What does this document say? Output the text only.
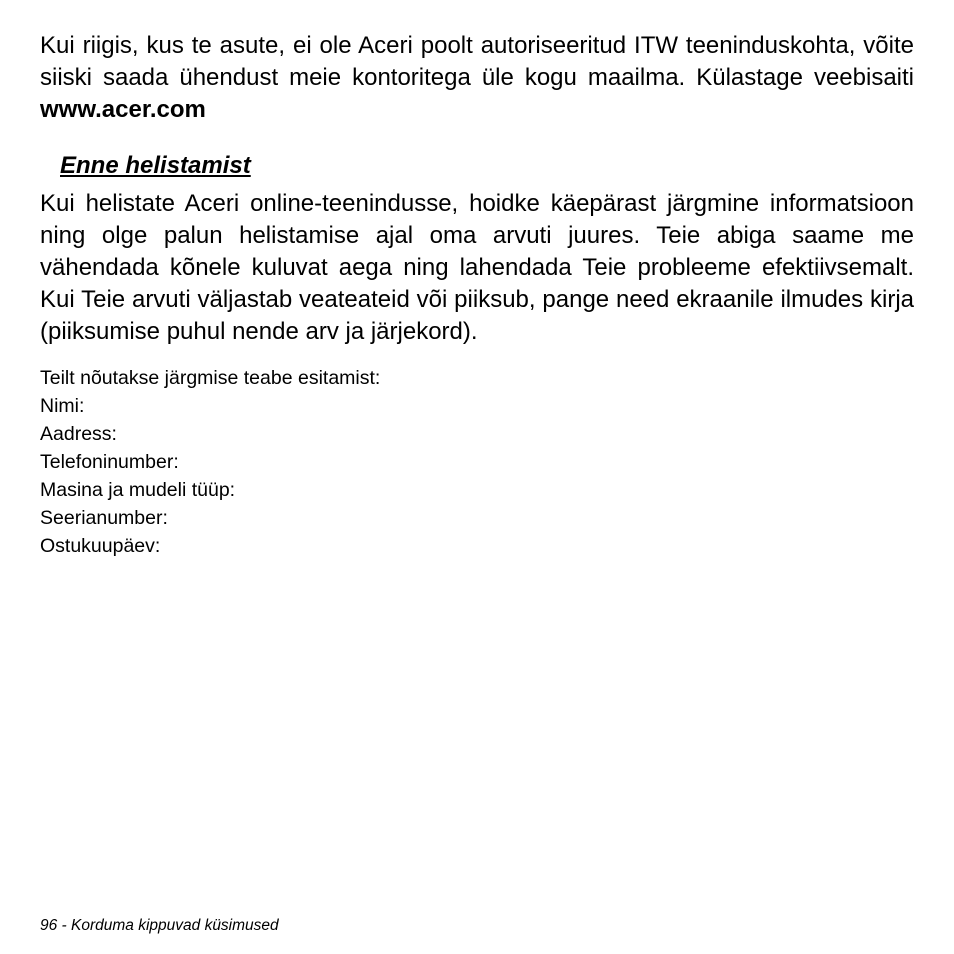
Kui riigis, kus te asute, ei ole Aceri poolt autoriseeritud ITW teeninduskohta, võite siiski saada ühendust meie kontoritega üle kogu maailma. Külastage veebisaiti www.acer.com

Enne helistamist

Kui helistate Aceri online-teenindusse, hoidke käepärast järgmine informatsioon ning olge palun helistamise ajal oma arvuti juures. Teie abiga saame me vähendada kõnele kuluvat aega ning lahendada Teie probleeme efektiivsemalt. Kui Teie arvuti väljastab veateateid või piiksub, pange need ekraanile ilmudes kirja (piiksumise puhul nende arv ja järjekord).

Teilt nõutakse järgmise teabe esitamist:

Nimi:
Aadress:
Telefoninumber:
Masina ja mudeli tüüp:
Seerianumber:
Ostukuupäev:
96 - Korduma kippuvad küsimused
_ _ _
» Task brief
Without including any pictures, please restate all the records exactly.

» Solution below
What does this document say? Output the text only.
Kui riigis, kus te asute, ei ole Aceri poolt autoriseeritud ITW teeninduskohta, võite siiski saada ühendust meie kontoritega üle kogu maailma. Külastage veebisaiti www.acer.com

Enne helistamist

Kui helistate Aceri online-teenindusse, hoidke käepärast järgmine informatsioon ning olge palun helistamise ajal oma arvuti juures. Teie abiga saame me vähendada kõnele kuluvat aega ning lahendada Teie probleeme efektiivsemalt. Kui Teie arvuti väljastab veateateid või piiksub, pange need ekraanile ilmudes kirja (piiksumise puhul nende arv ja järjekord).

Teilt nõutakse järgmise teabe esitamist:

Nimi:
Aadress:
Telefoninumber:
Masina ja mudeli tüüp:
Seerianumber:
Ostukuupäev:
96 - Korduma kippuvad küsimused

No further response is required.